## [Task item]
Your answer should consist only of the records, copied exactly, with the images removed.

[Opening Listed records section]

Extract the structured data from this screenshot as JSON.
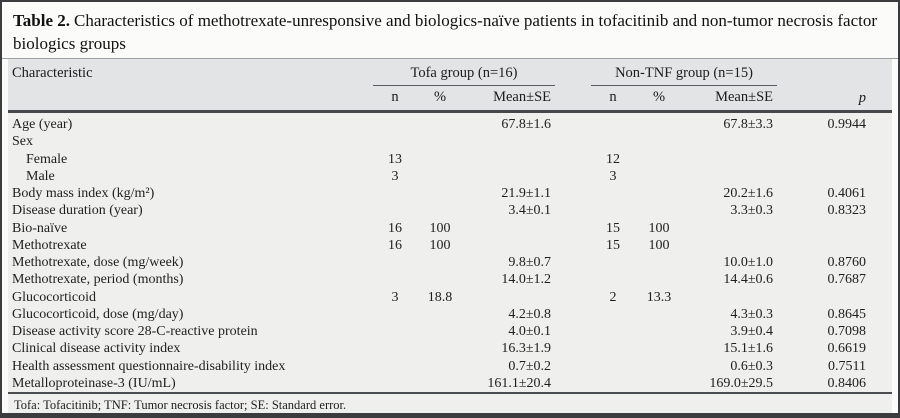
{
  "title": {
    "label": "Table 2.",
    "text": "Characteristics of methotrexate-unresponsive and biologics-naïve patients in tofacitinib and non-tumor necrosis factor biologics groups"
  },
  "table": {
    "characteristic_header": "Characteristic",
    "groups": [
      {
        "label": "Tofa group (n=16)"
      },
      {
        "label": "Non-TNF group (n=15)"
      }
    ],
    "sub_headers": {
      "n": "n",
      "pct": "%",
      "mean_se": "Mean±SE",
      "p": "p"
    },
    "rows": [
      {
        "label": "Age (year)",
        "indent": false,
        "tofa": {
          "n": "",
          "pct": "",
          "mean": "67.8±1.6"
        },
        "nontnf": {
          "n": "",
          "pct": "",
          "mean": "67.8±3.3"
        },
        "p": "0.9944"
      },
      {
        "label": "Sex",
        "indent": false,
        "tofa": {
          "n": "",
          "pct": "",
          "mean": ""
        },
        "nontnf": {
          "n": "",
          "pct": "",
          "mean": ""
        },
        "p": ""
      },
      {
        "label": "Female",
        "indent": true,
        "tofa": {
          "n": "13",
          "pct": "",
          "mean": ""
        },
        "nontnf": {
          "n": "12",
          "pct": "",
          "mean": ""
        },
        "p": ""
      },
      {
        "label": "Male",
        "indent": true,
        "tofa": {
          "n": "3",
          "pct": "",
          "mean": ""
        },
        "nontnf": {
          "n": "3",
          "pct": "",
          "mean": ""
        },
        "p": ""
      },
      {
        "label": "Body mass index (kg/m²)",
        "indent": false,
        "tofa": {
          "n": "",
          "pct": "",
          "mean": "21.9±1.1"
        },
        "nontnf": {
          "n": "",
          "pct": "",
          "mean": "20.2±1.6"
        },
        "p": "0.4061"
      },
      {
        "label": "Disease duration (year)",
        "indent": false,
        "tofa": {
          "n": "",
          "pct": "",
          "mean": "3.4±0.1"
        },
        "nontnf": {
          "n": "",
          "pct": "",
          "mean": "3.3±0.3"
        },
        "p": "0.8323"
      },
      {
        "label": "Bio-naïve",
        "indent": false,
        "tofa": {
          "n": "16",
          "pct": "100",
          "mean": ""
        },
        "nontnf": {
          "n": "15",
          "pct": "100",
          "mean": ""
        },
        "p": ""
      },
      {
        "label": "Methotrexate",
        "indent": false,
        "tofa": {
          "n": "16",
          "pct": "100",
          "mean": ""
        },
        "nontnf": {
          "n": "15",
          "pct": "100",
          "mean": ""
        },
        "p": ""
      },
      {
        "label": "Methotrexate, dose (mg/week)",
        "indent": false,
        "tofa": {
          "n": "",
          "pct": "",
          "mean": "9.8±0.7"
        },
        "nontnf": {
          "n": "",
          "pct": "",
          "mean": "10.0±1.0"
        },
        "p": "0.8760"
      },
      {
        "label": "Methotrexate, period (months)",
        "indent": false,
        "tofa": {
          "n": "",
          "pct": "",
          "mean": "14.0±1.2"
        },
        "nontnf": {
          "n": "",
          "pct": "",
          "mean": "14.4±0.6"
        },
        "p": "0.7687"
      },
      {
        "label": "Glucocorticoid",
        "indent": false,
        "tofa": {
          "n": "3",
          "pct": "18.8",
          "mean": ""
        },
        "nontnf": {
          "n": "2",
          "pct": "13.3",
          "mean": ""
        },
        "p": ""
      },
      {
        "label": "Glucocorticoid, dose (mg/day)",
        "indent": false,
        "tofa": {
          "n": "",
          "pct": "",
          "mean": "4.2±0.8"
        },
        "nontnf": {
          "n": "",
          "pct": "",
          "mean": "4.3±0.3"
        },
        "p": "0.8645"
      },
      {
        "label": "Disease activity score 28-C-reactive protein",
        "indent": false,
        "tofa": {
          "n": "",
          "pct": "",
          "mean": "4.0±0.1"
        },
        "nontnf": {
          "n": "",
          "pct": "",
          "mean": "3.9±0.4"
        },
        "p": "0.7098"
      },
      {
        "label": "Clinical disease activity index",
        "indent": false,
        "tofa": {
          "n": "",
          "pct": "",
          "mean": "16.3±1.9"
        },
        "nontnf": {
          "n": "",
          "pct": "",
          "mean": "15.1±1.6"
        },
        "p": "0.6619"
      },
      {
        "label": "Health assessment questionnaire-disability index",
        "indent": false,
        "tofa": {
          "n": "",
          "pct": "",
          "mean": "0.7±0.2"
        },
        "nontnf": {
          "n": "",
          "pct": "",
          "mean": "0.6±0.3"
        },
        "p": "0.7511"
      },
      {
        "label": "Metalloproteinase-3 (IU/mL)",
        "indent": false,
        "tofa": {
          "n": "",
          "pct": "",
          "mean": "161.1±20.4"
        },
        "nontnf": {
          "n": "",
          "pct": "",
          "mean": "169.0±29.5"
        },
        "p": "0.8406"
      }
    ]
  },
  "footnote": "Tofa: Tofacitinib; TNF: Tumor necrosis factor; SE: Standard error.",
  "colors": {
    "header_band": "#e2e4e5",
    "body_bg": "#efefee",
    "rule_dark": "#46494b",
    "outer_border": "#3a3c3e"
  }
}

[Closing Listed records section]

## [Task response]
Extract the structured data from this screenshot as JSON.
{
  "title": {
    "label": "Table 2.",
    "text": "Characteristics of methotrexate-unresponsive and biologics-naïve patients in tofacitinib and non-tumor necrosis factor biologics groups"
  },
  "table": {
    "characteristic_header": "Characteristic",
    "groups": [
      {
        "label": "Tofa group (n=16)"
      },
      {
        "label": "Non-TNF group (n=15)"
      }
    ],
    "sub_headers": {
      "n": "n",
      "pct": "%",
      "mean_se": "Mean±SE",
      "p": "p"
    },
    "rows": [
      {
        "label": "Age (year)",
        "indent": false,
        "tofa": {
          "n": "",
          "pct": "",
          "mean": "67.8±1.6"
        },
        "nontnf": {
          "n": "",
          "pct": "",
          "mean": "67.8±3.3"
        },
        "p": "0.9944"
      },
      {
        "label": "Sex",
        "indent": false,
        "tofa": {
          "n": "",
          "pct": "",
          "mean": ""
        },
        "nontnf": {
          "n": "",
          "pct": "",
          "mean": ""
        },
        "p": ""
      },
      {
        "label": "Female",
        "indent": true,
        "tofa": {
          "n": "13",
          "pct": "",
          "mean": ""
        },
        "nontnf": {
          "n": "12",
          "pct": "",
          "mean": ""
        },
        "p": ""
      },
      {
        "label": "Male",
        "indent": true,
        "tofa": {
          "n": "3",
          "pct": "",
          "mean": ""
        },
        "nontnf": {
          "n": "3",
          "pct": "",
          "mean": ""
        },
        "p": ""
      },
      {
        "label": "Body mass index (kg/m²)",
        "indent": false,
        "tofa": {
          "n": "",
          "pct": "",
          "mean": "21.9±1.1"
        },
        "nontnf": {
          "n": "",
          "pct": "",
          "mean": "20.2±1.6"
        },
        "p": "0.4061"
      },
      {
        "label": "Disease duration (year)",
        "indent": false,
        "tofa": {
          "n": "",
          "pct": "",
          "mean": "3.4±0.1"
        },
        "nontnf": {
          "n": "",
          "pct": "",
          "mean": "3.3±0.3"
        },
        "p": "0.8323"
      },
      {
        "label": "Bio-naïve",
        "indent": false,
        "tofa": {
          "n": "16",
          "pct": "100",
          "mean": ""
        },
        "nontnf": {
          "n": "15",
          "pct": "100",
          "mean": ""
        },
        "p": ""
      },
      {
        "label": "Methotrexate",
        "indent": false,
        "tofa": {
          "n": "16",
          "pct": "100",
          "mean": ""
        },
        "nontnf": {
          "n": "15",
          "pct": "100",
          "mean": ""
        },
        "p": ""
      },
      {
        "label": "Methotrexate, dose (mg/week)",
        "indent": false,
        "tofa": {
          "n": "",
          "pct": "",
          "mean": "9.8±0.7"
        },
        "nontnf": {
          "n": "",
          "pct": "",
          "mean": "10.0±1.0"
        },
        "p": "0.8760"
      },
      {
        "label": "Methotrexate, period (months)",
        "indent": false,
        "tofa": {
          "n": "",
          "pct": "",
          "mean": "14.0±1.2"
        },
        "nontnf": {
          "n": "",
          "pct": "",
          "mean": "14.4±0.6"
        },
        "p": "0.7687"
      },
      {
        "label": "Glucocorticoid",
        "indent": false,
        "tofa": {
          "n": "3",
          "pct": "18.8",
          "mean": ""
        },
        "nontnf": {
          "n": "2",
          "pct": "13.3",
          "mean": ""
        },
        "p": ""
      },
      {
        "label": "Glucocorticoid, dose (mg/day)",
        "indent": false,
        "tofa": {
          "n": "",
          "pct": "",
          "mean": "4.2±0.8"
        },
        "nontnf": {
          "n": "",
          "pct": "",
          "mean": "4.3±0.3"
        },
        "p": "0.8645"
      },
      {
        "label": "Disease activity score 28-C-reactive protein",
        "indent": false,
        "tofa": {
          "n": "",
          "pct": "",
          "mean": "4.0±0.1"
        },
        "nontnf": {
          "n": "",
          "pct": "",
          "mean": "3.9±0.4"
        },
        "p": "0.7098"
      },
      {
        "label": "Clinical disease activity index",
        "indent": false,
        "tofa": {
          "n": "",
          "pct": "",
          "mean": "16.3±1.9"
        },
        "nontnf": {
          "n": "",
          "pct": "",
          "mean": "15.1±1.6"
        },
        "p": "0.6619"
      },
      {
        "label": "Health assessment questionnaire-disability index",
        "indent": false,
        "tofa": {
          "n": "",
          "pct": "",
          "mean": "0.7±0.2"
        },
        "nontnf": {
          "n": "",
          "pct": "",
          "mean": "0.6±0.3"
        },
        "p": "0.7511"
      },
      {
        "label": "Metalloproteinase-3 (IU/mL)",
        "indent": false,
        "tofa": {
          "n": "",
          "pct": "",
          "mean": "161.1±20.4"
        },
        "nontnf": {
          "n": "",
          "pct": "",
          "mean": "169.0±29.5"
        },
        "p": "0.8406"
      }
    ]
  },
  "footnote": "Tofa: Tofacitinib; TNF: Tumor necrosis factor; SE: Standard error.",
  "colors": {
    "header_band": "#e2e4e5",
    "body_bg": "#efefee",
    "rule_dark": "#46494b",
    "outer_border": "#3a3c3e"
  }
}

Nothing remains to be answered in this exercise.